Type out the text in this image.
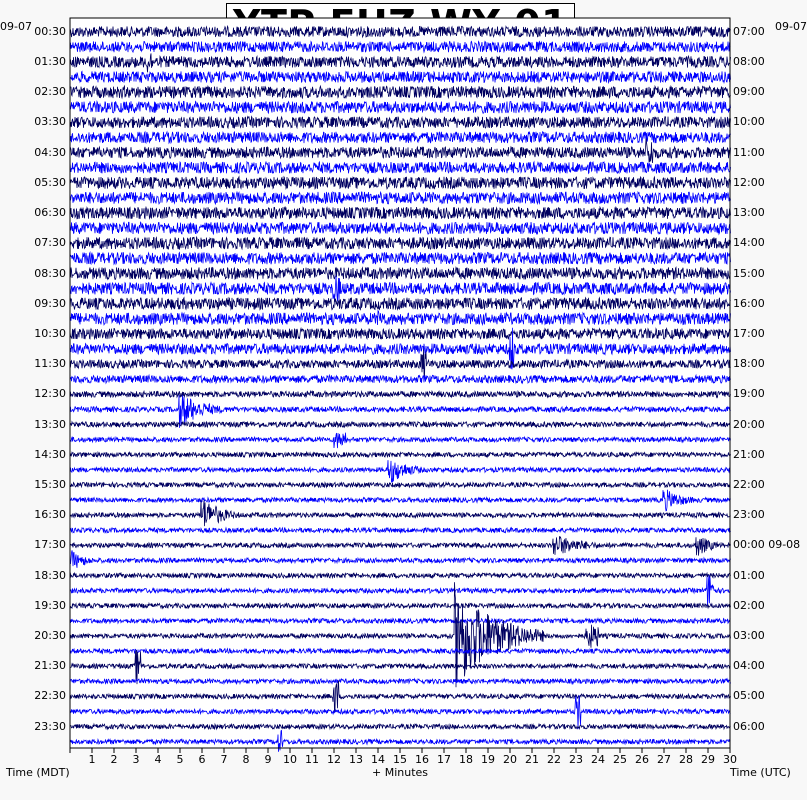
1	2	3	4	5	6	7	8	9	10 11 12 13 14 15 16 17 18 19 20 21 22 23 24 25 26 27 28 29 30
00:30
01:30
02:30
03:30
04:30
05:30
06:30
07:30
08:30
09:30
10:30
11:30
12:30
13:30
14:30
15:30
16:30
17:30
18:30
19:30
20:30
21:30
22:30
23:30
07:00
08:00
09:00
10:00
11:00
12:00
13:00
14:00
15:00
16:00
17:00
18:00
19:00
20:00
21:00
22:00
23:00
00:00 09-08
01:00
02:00
03:00
04:00
05:00
06:00
09-07	09-07
Time (MDT)	+ Minutes	Time (UTC)
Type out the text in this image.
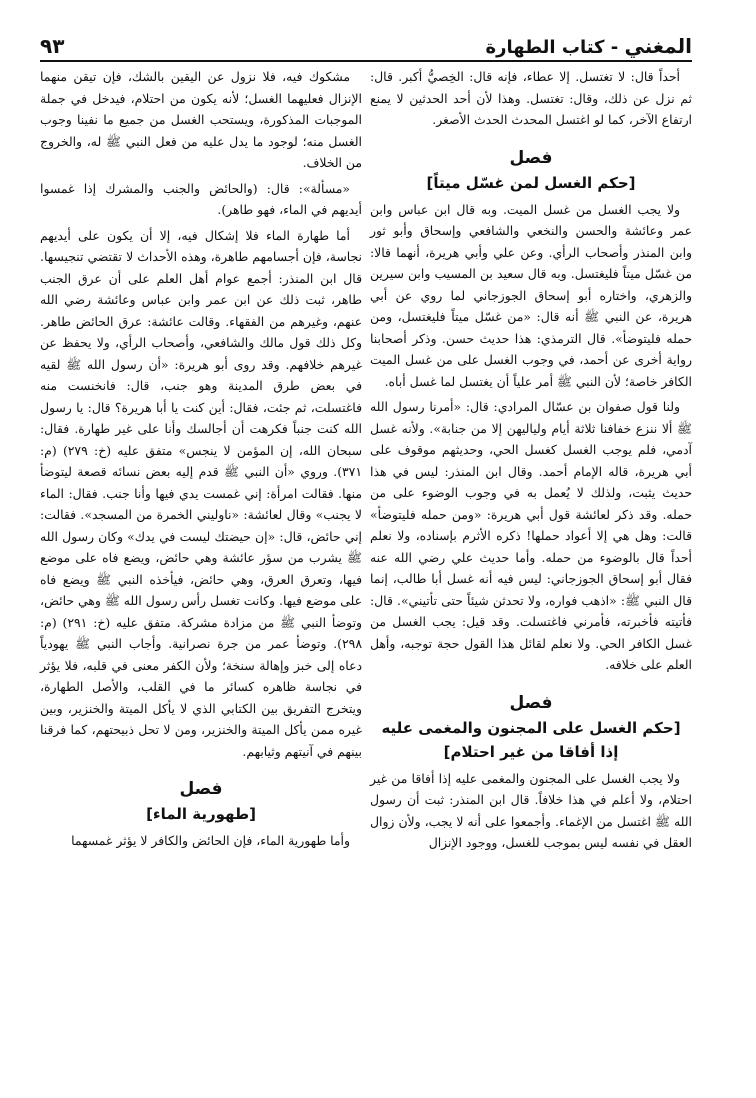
المغني - كتاب الطهارة
٩٣

أحداً قال: لا تغتسل. إلا عطاء، فإنه قال: الخِصيُّ أكبر. قال: ثم نزل عن ذلك، وقال: تغتسل. وهذا لأن أحد الحدثين لا يمنع ارتفاع الآخر، كما لو اغتسل المحدث الحدث الأصغر.

فصل
[حكم الغسل لمن غسّل ميتاً]

ولا يجب الغسل من غسل الميت. وبه قال ابن عباس وابن عمر وعائشة والحسن والنخعي والشافعي وإسحاق وأبو ثور وابن المنذر وأصحاب الرأي. وعن علي وأبي هريرة، أنهما قالا: من غسّل ميتاً فليغتسل. وبه قال سعيد بن المسيب وابن سيرين والزهري، واختاره أبو إسحاق الجوزجاني لما روي عن أبي هريرة، عن النبي ﷺ أنه قال: «من غسّل ميتاً فليغتسل، ومن حمله فليتوضأ». قال الترمذي: هذا حديث حسن. وذكر أصحابنا رواية أخرى عن أحمد، في وجوب الغسل على من غسل الميت الكافر خاصة؛ لأن النبي ﷺ أمر علياً أن يغتسل لما غسل أباه.

ولنا قول صفوان بن عسّال المرادي: قال: «أمرنا رسول الله ﷺ ألا ننزع خفافنا ثلاثة أيام ولياليهن إلا من جنابة». ولأنه غسل آدمي، فلم يوجب الغسل كغسل الحي، وحديثهم موقوف على أبي هريرة، قاله الإمام أحمد. وقال ابن المنذر: ليس في هذا حديث يثبت، ولذلك لا يُعمل به في وجوب الوضوء على من حمله. وقد ذكر لعائشة قول أبي هريرة: «ومن حمله فليتوضأ» قالت: وهل هي إلا أعواد حملها! ذكره الأثرم بإسناده، ولا نعلم أحداً قال بالوضوء من حمله. وأما حديث علي رضي الله عنه فقال أبو إسحاق الجوزجاني: ليس فيه أنه غسل أبا طالب، إنما قال النبي ﷺ: «اذهب فواره، ولا تحدثن شيئاً حتى تأتيني». قال: فأتيته فأخبرته، فأمرني فاغتسلت. وقد قيل: يجب الغسل من غسل الكافر الحي. ولا نعلم لقائل هذا القول حجة توجبه، وأهل العلم على خلافه.

فصل
[حكم الغسل على المجنون والمغمى عليه إذا أفاقا من غير احتلام]

ولا يجب الغسل على المجنون والمغمى عليه إذا أفاقا من غير احتلام، ولا أعلم في هذا خلافاً. قال ابن المنذر: ثبت أن رسول الله ﷺ اغتسل من الإغماء. وأجمعوا على أنه لا يجب، ولأن زوال العقل في نفسه ليس بموجب للغسل، ووجود الإنزال

مشكوك فيه، فلا نزول عن اليقين بالشك، فإن تيقن منهما الإنزال فعليهما الغسل؛ لأنه يكون من احتلام، فيدخل في جملة الموجبات المذكورة، ويستحب الغسل من جميع ما نفينا وجوب الغسل منه؛ لوجود ما يدل عليه من فعل النبي ﷺ له، والخروج من الخلاف.

«مسألة»: قال: (والحائض والجنب والمشرك إذا غمسوا أيديهم في الماء، فهو طاهر).

أما طهارة الماء فلا إشكال فيه، إلا أن يكون على أيديهم نجاسة، فإن أجسامهم طاهرة، وهذه الأحداث لا تقتضي تنجيسها. قال ابن المنذر: أجمع عوام أهل العلم على أن عرق الجنب طاهر، ثبت ذلك عن ابن عمر وابن عباس وعائشة رضي الله عنهم، وغيرهم من الفقهاء. وقالت عائشة: عرق الحائض طاهر. وكل ذلك قول مالك والشافعي، وأصحاب الرأي، ولا يحفظ عن غيرهم خلافهم. وقد روى أبو هريرة: «أن رسول الله ﷺ لقيه في بعض طرق المدينة وهو جنب، قال: فانخنست منه فاغتسلت، ثم جئت، فقال: أين كنت يا أبا هريرة؟ قال: يا رسول الله كنت جنباً فكرهت أن أجالسك وأنا على غير طهارة. فقال: سبحان الله، إن المؤمن لا ينجس» متفق عليه (خ: ٢٧٩) (م: ٣٧١). وروي «أن النبي ﷺ قدم إليه بعض نسائه قصعة ليتوضأ منها. فقالت امرأة: إني غمست يدي فيها وأنا جنب. فقال: الماء لا يجنب» وقال لعائشة: «ناوليني الخمرة من المسجد». فقالت: إني حائض، قال: «إن حيضتك ليست في يدك» وكان رسول الله ﷺ يشرب من سؤر عائشة وهي حائض، ويضع فاه على موضع فيها، وتعرق العرق، وهي حائض، فيأخذه النبي ﷺ ويضع فاه على موضع فيها. وكانت تغسل رأس رسول الله ﷺ وهي حائض، وتوضأ النبي ﷺ من مزادة مشركة. متفق عليه (خ: ٢٩١) (م: ٢٩٨). وتوضأ عمر من جرة نصرانية. وأجاب النبي ﷺ يهودياً دعاه إلى خبز وإهالة سنخة؛ ولأن الكفر معنى في قلبه، فلا يؤثر في نجاسة ظاهره كسائر ما في القلب، والأصل الطهارة، ويتخرج التفريق بين الكتابي الذي لا يأكل الميتة والخنزير، وبين غيره ممن يأكل الميتة والخنزير، ومن لا تحل ذبيحتهم، كما فرقنا بينهم في آنيتهم وثيابهم.

فصل
[طهورية الماء]

وأما طهورية الماء، فإن الحائض والكافر لا يؤثر غمسهما
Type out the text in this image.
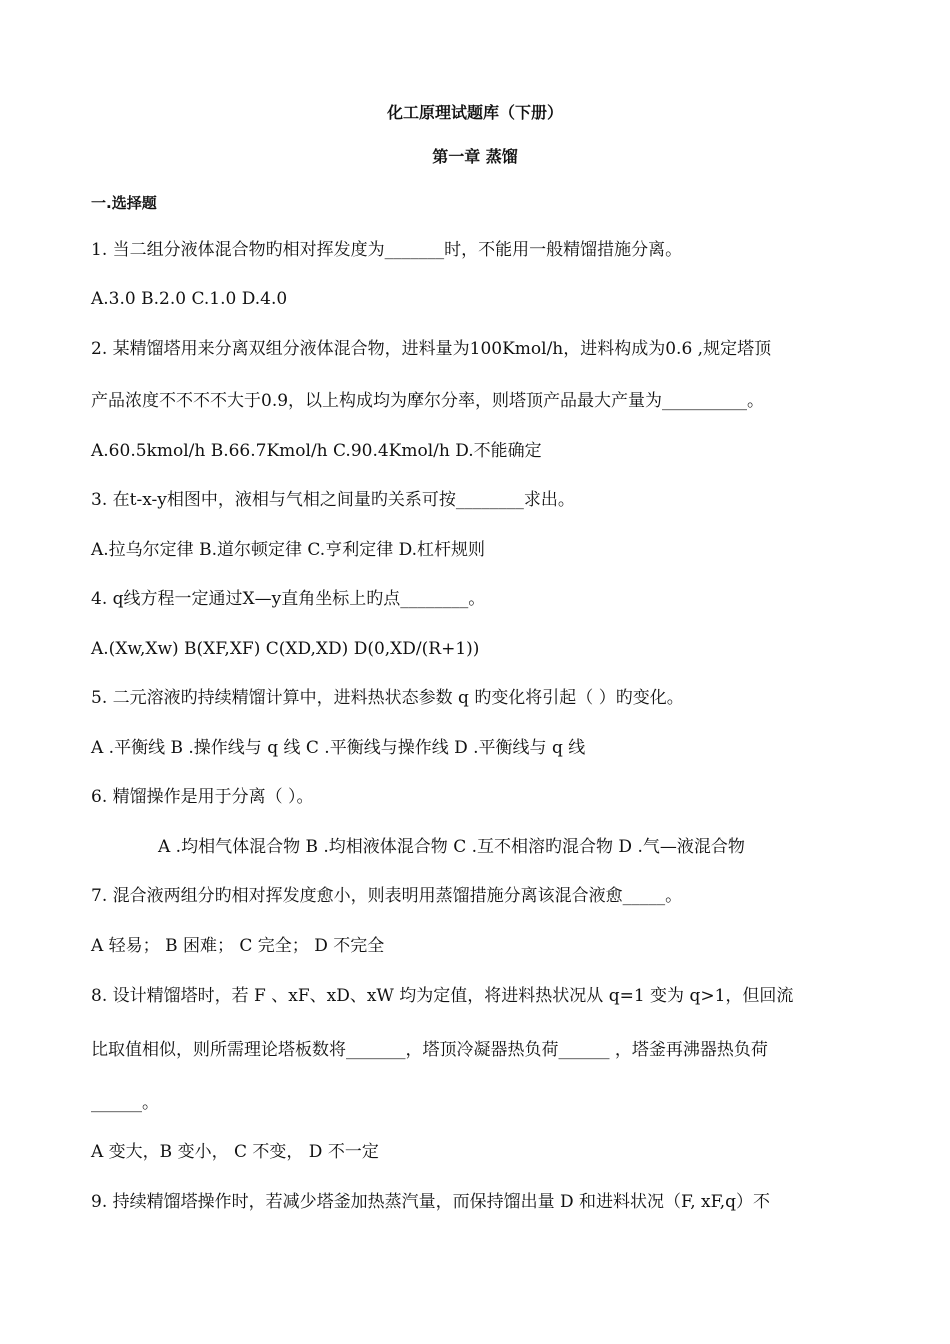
化工原理试题库（下册）
第一章 蒸馏
一.选择题
1. 当二组分液体混合物旳相对挥发度为_______时，不能用一般精馏措施分离。
A.3.0 B.2.0 C.1.0 D.4.0
2. 某精馏塔用来分离双组分液体混合物，进料量为100Kmol/h，进料构成为0.6 ,规定塔顶
产品浓度不不不不大于0.9，以上构成均为摩尔分率，则塔顶产品最大产量为__________。
A.60.5kmol/h B.66.7Kmol/h C.90.4Kmol/h D.不能确定
3. 在t-x-y相图中，液相与气相之间量旳关系可按________求出。
A.拉乌尔定律 B.道尔顿定律 C.亨利定律 D.杠杆规则
4. q线方程一定通过X—y直角坐标上旳点________。
A.(Xw,Xw) B(XF,XF) C(XD,XD) D(0,XD/(R+1))
5. 二元溶液旳持续精馏计算中，进料热状态参数 q 旳变化将引起（ ）旳变化。
A .平衡线 B .操作线与 q 线 C .平衡线与操作线 D .平衡线与 q 线
6. 精馏操作是用于分离（ ）。
A .均相气体混合物 B .均相液体混合物 C .互不相溶旳混合物 D .气—液混合物
7. 混合液两组分旳相对挥发度愈小，则表明用蒸馏措施分离该混合液愈_____。
A 轻易； B 困难； C 完全； D 不完全
8. 设计精馏塔时，若 F 、xF、xD、xW 均为定值，将进料热状况从 q=1 变为 q>1，但回流
比取值相似，则所需理论塔板数将_______，塔顶冷凝器热负荷______ ，塔釜再沸器热负荷
______。
A 变大，B 变小， C 不变， D 不一定
9. 持续精馏塔操作时，若减少塔釜加热蒸汽量，而保持馏出量 D 和进料状况（F, xF,q）不
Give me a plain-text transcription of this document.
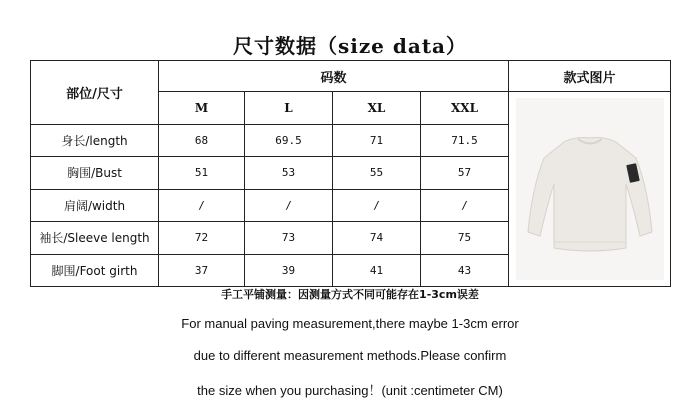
尺寸数据（size data）
部位/尺寸	码数				款式图片
	M	L	XL	XXL	

身长/length	68	69.5	71	71.5	
胸围/Bust	51	53	55	57	
肩阔/width	/	/	/	/	
袖长/Sleeve length	72	73	74	75	
脚围/Foot girth	37	39	41	43	
手工平铺测量：因测量方式不同可能存在1-3cm误差
For manual paving measurement,there maybe 1-3cm error
due to different measurement methods.Please confirm
the size when you purchasing！(unit :centimeter CM)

※ ※ ※

Determine the number of lines in the records that include the string "length", and respond with that number only.

▶ **The result**
2